The records ->
--------------------------------------------------

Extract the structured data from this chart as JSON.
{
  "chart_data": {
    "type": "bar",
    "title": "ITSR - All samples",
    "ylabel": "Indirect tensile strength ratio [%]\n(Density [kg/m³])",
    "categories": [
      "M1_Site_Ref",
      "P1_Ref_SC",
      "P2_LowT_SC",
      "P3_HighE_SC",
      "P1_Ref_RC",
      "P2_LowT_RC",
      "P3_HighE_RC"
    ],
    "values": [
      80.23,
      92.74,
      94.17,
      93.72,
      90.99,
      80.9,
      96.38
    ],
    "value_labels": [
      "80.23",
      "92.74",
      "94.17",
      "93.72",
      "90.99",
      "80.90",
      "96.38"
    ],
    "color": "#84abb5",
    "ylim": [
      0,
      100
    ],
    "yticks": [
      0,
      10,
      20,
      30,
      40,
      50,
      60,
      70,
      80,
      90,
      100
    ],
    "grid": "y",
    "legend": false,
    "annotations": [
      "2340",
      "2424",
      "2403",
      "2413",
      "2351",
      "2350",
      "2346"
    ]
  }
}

--------------------------------------------------

Task to carry out -> Hand back the material above in full, exactly as written.

Output below ->
Extract the structured data from this chart as JSON.
{
  "chart_data": {
    "type": "bar",
    "title": "ITSR - All samples",
    "ylabel": "Indirect tensile strength ratio [%]\n(Density [kg/m³])",
    "categories": [
      "M1_Site_Ref",
      "P1_Ref_SC",
      "P2_LowT_SC",
      "P3_HighE_SC",
      "P1_Ref_RC",
      "P2_LowT_RC",
      "P3_HighE_RC"
    ],
    "values": [
      80.23,
      92.74,
      94.17,
      93.72,
      90.99,
      80.9,
      96.38
    ],
    "value_labels": [
      "80.23",
      "92.74",
      "94.17",
      "93.72",
      "90.99",
      "80.90",
      "96.38"
    ],
    "color": "#84abb5",
    "ylim": [
      0,
      100
    ],
    "yticks": [
      0,
      10,
      20,
      30,
      40,
      50,
      60,
      70,
      80,
      90,
      100
    ],
    "grid": "y",
    "legend": false,
    "annotations": [
      "2340",
      "2424",
      "2403",
      "2413",
      "2351",
      "2350",
      "2346"
    ]
  }
}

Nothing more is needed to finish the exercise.